Work instructions: Locate all lines in the data below that hold "selbst" and show them.

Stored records
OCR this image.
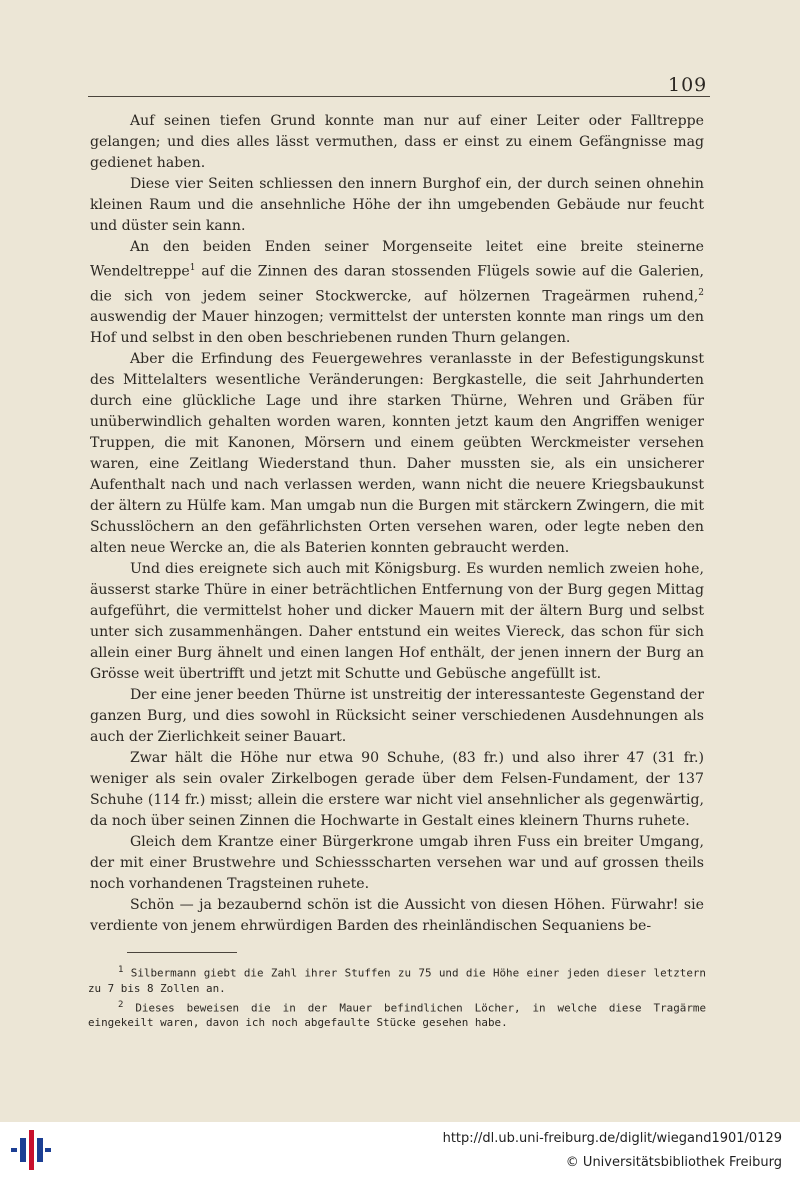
109

Auf seinen tiefen Grund konnte man nur auf einer Leiter oder Falltreppe gelangen; und dies alles lässt vermuthen, dass er einst zu einem Gefängnisse mag gedienet haben.

Diese vier Seiten schliessen den innern Burghof ein, der durch seinen ohnehin kleinen Raum und die ansehnliche Höhe der ihn umgebenden Gebäude nur feucht und düster sein kann.

An den beiden Enden seiner Morgenseite leitet eine breite steinerne Wendeltreppe$^1$ auf die Zinnen des daran stossenden Flügels sowie auf die Galerien, die sich von jedem seiner Stockwercke, auf hölzernen Trageärmen ruhend,$^2$ auswendig der Mauer hinzogen; vermittelst der untersten konnte man rings um den Hof und selbst in den oben beschriebenen runden Thurn gelangen.

Aber die Erfindung des Feuergewehres veranlasste in der Befestigungskunst des Mittelalters wesentliche Veränderungen: Bergkastelle, die seit Jahrhunderten durch eine glückliche Lage und ihre starken Thürne, Wehren und Gräben für unüberwindlich gehalten worden waren, konnten jetzt kaum den Angriffen weniger Truppen, die mit Kanonen, Mörsern und einem geübten Werckmeister versehen waren, eine Zeitlang Wiederstand thun. Daher mussten sie, als ein unsicherer Aufenthalt nach und nach verlassen werden, wann nicht die neuere Kriegsbaukunst der ältern zu Hülfe kam. Man umgab nun die Burgen mit stärckern Zwingern, die mit Schusslöchern an den gefährlichsten Orten versehen waren, oder legte neben den alten neue Wercke an, die als Baterien konnten gebraucht werden.

Und dies ereignete sich auch mit Königsburg. Es wurden nemlich zweien hohe, äusserst starke Thüre in einer beträchtlichen Entfernung von der Burg gegen Mittag aufgeführt, die vermittelst hoher und dicker Mauern mit der ältern Burg und selbst unter sich zusammenhängen. Daher entstund ein weites Viereck, das schon für sich allein einer Burg ähnelt und einen langen Hof enthält, der jenen innern der Burg an Grösse weit übertrifft und jetzt mit Schutte und Gebüsche angefüllt ist.

Der eine jener beeden Thürne ist unstreitig der interessanteste Gegenstand der ganzen Burg, und dies sowohl in Rücksicht seiner verschiedenen Ausdehnungen als auch der Zierlichkeit seiner Bauart.

Zwar hält die Höhe nur etwa 90 Schuhe, (83 fr.) und also ihrer 47 (31 fr.) weniger als sein ovaler Zirkelbogen gerade über dem Felsen-Fundament, der 137 Schuhe (114 fr.) misst; allein die erstere war nicht viel ansehnlicher als gegenwärtig, da noch über seinen Zinnen die Hochwarte in Gestalt eines kleinern Thurns ruhete.

Gleich dem Krantze einer Bürgerkrone umgab ihren Fuss ein breiter Umgang, der mit einer Brustwehre und Schiessscharten versehen war und auf grossen theils noch vorhandenen Tragsteinen ruhete.

Schön — ja bezaubernd schön ist die Aussicht von diesen Höhen. Fürwahr! sie verdiente von jenem ehrwürdigen Barden des rheinländischen Sequaniens be-

$^1$ Silbermann giebt die Zahl ihrer Stuffen zu 75 und die Höhe einer jeden dieser letztern zu 7 bis 8 Zollen an.

$^2$ Dieses beweisen die in der Mauer befindlichen Löcher, in welche diese Tragärme eingekeilt waren, davon ich noch abgefaulte Stücke gesehen habe.

http://dl.ub.uni-freiburg.de/diglit/wiegand1901/0129
© Universitätsbibliothek Freiburg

Output below:
An den beiden Enden seiner Morgenseite leitet eine breite steinerne Wendeltreppe$^1$ auf die Zinnen des daran stossenden Flügels sowie auf die Galerien, die sich von jedem seiner Stockwercke, auf hölzernen Trageärmen ruhend,$^2$ auswendig der Mauer hinzogen; vermittelst der untersten konnte man rings um den Hof und selbst in den oben beschriebenen runden Thurn gelangen.
Und dies ereignete sich auch mit Königsburg. Es wurden nemlich zweien hohe, äusserst starke Thüre in einer beträchtlichen Entfernung von der Burg gegen Mittag aufgeführt, die vermittelst hoher und dicker Mauern mit der ältern Burg und selbst unter sich zusammenhängen. Daher entstund ein weites Viereck, das schon für sich allein einer Burg ähnelt und einen langen Hof enthält, der jenen innern der Burg an Grösse weit übertrifft und jetzt mit Schutte und Gebüsche angefüllt ist.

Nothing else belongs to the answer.